PASSAGE TO READ below:

Grunting is a PEEP manoeuvre. When a child grunts against a partially closed glottis during expiration, they are generating end-expiratory pressure to prevent alveolar collapse (the same physiology as clinical PEEP on a ventilator). Do NOT try to suppress grunting — it is a life-preserving response. If you apply oxygen via a mask and the child's grunting stops because they have improved, that is good. If grunting stops because the child is too tired to grunt, that is bad — look at the full triangle of assessment.

End of PASSAGE TO READ.
INFORMATION SUPPLIED below:

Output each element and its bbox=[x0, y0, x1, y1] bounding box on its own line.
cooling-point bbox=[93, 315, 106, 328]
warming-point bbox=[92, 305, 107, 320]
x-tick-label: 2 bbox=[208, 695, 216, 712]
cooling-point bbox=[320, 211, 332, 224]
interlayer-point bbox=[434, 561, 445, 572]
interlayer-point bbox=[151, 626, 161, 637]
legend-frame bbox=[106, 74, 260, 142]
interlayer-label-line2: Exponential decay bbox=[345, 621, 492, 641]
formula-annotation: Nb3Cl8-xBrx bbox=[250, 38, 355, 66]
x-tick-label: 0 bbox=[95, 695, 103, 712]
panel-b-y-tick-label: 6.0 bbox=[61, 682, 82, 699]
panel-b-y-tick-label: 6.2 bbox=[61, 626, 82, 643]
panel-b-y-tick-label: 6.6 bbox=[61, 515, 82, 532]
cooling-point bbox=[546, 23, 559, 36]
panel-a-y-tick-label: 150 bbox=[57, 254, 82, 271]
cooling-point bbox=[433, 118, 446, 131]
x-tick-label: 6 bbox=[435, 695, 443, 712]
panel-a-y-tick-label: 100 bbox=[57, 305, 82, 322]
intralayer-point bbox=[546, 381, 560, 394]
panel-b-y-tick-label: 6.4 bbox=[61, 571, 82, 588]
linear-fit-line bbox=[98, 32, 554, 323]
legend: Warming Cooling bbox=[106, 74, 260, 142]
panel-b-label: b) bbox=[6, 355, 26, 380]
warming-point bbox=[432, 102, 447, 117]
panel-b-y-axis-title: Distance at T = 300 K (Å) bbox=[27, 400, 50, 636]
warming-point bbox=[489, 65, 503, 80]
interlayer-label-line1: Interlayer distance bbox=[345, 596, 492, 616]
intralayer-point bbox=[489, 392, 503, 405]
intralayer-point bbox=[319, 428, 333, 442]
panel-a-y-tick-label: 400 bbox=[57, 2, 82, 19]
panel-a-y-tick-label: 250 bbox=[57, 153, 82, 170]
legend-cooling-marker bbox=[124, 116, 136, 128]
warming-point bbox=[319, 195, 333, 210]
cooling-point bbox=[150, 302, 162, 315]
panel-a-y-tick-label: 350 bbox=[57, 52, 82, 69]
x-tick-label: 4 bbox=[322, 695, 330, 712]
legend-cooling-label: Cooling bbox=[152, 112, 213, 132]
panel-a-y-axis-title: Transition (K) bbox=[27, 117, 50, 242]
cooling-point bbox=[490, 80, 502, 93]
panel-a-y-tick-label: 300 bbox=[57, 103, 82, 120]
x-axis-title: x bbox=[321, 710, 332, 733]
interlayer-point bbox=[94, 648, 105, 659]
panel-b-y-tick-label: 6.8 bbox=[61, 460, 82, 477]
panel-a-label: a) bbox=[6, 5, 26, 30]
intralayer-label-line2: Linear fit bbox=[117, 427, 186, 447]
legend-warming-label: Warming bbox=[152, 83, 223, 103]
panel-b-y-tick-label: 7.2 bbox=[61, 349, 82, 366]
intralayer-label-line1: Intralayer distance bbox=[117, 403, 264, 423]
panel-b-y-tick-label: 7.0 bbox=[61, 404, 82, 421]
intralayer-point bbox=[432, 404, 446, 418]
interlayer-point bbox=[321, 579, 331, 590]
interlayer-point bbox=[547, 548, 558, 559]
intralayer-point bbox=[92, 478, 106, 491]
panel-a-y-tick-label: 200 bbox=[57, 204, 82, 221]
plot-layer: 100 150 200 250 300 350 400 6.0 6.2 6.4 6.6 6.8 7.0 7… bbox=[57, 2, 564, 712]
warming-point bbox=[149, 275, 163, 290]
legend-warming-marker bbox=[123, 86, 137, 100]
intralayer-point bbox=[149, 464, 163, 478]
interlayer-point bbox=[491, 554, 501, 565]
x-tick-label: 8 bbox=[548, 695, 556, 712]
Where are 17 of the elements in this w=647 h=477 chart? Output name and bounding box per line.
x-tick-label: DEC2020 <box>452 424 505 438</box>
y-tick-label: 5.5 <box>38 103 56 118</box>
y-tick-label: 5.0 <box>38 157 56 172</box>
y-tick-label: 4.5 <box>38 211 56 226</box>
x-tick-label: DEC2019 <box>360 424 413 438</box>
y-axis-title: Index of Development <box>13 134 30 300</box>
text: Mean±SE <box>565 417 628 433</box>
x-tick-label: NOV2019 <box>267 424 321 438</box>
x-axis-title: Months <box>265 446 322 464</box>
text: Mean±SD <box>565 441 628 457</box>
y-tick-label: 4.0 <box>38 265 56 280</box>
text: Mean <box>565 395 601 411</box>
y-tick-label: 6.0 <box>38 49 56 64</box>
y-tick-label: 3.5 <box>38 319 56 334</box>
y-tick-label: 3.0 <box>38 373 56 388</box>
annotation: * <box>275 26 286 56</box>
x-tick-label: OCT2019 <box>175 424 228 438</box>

End of INFORMATION SUPPLIED.

YOUR TASKS>
(a) In the passage on grunting, what is a child generating when grunting against a partially closed glottis during expiration?
(b) Please output the stretch of the passage on grunting from "Grunting is a" through "triangle of assessment.", copying it word for word.

ANSWERS TO THE EXERCISE>
(a) End-expiratory pressure to prevent alveolar collapse.

(b)
Grunting is a PEEP manoeuvre. When a child grunts against a partially closed glottis during expiration, they are generating end-expiratory pressure to prevent alveolar collapse (the same physiology as clinical PEEP on a ventilator). Do NOT try to suppress grunting — it is a life-preserving response. If you apply oxygen via a mask and the child's grunting stops because they have improved, that is good. If grunting stops because the child is too tired to grunt, that is bad — look at the full triangle of assessment.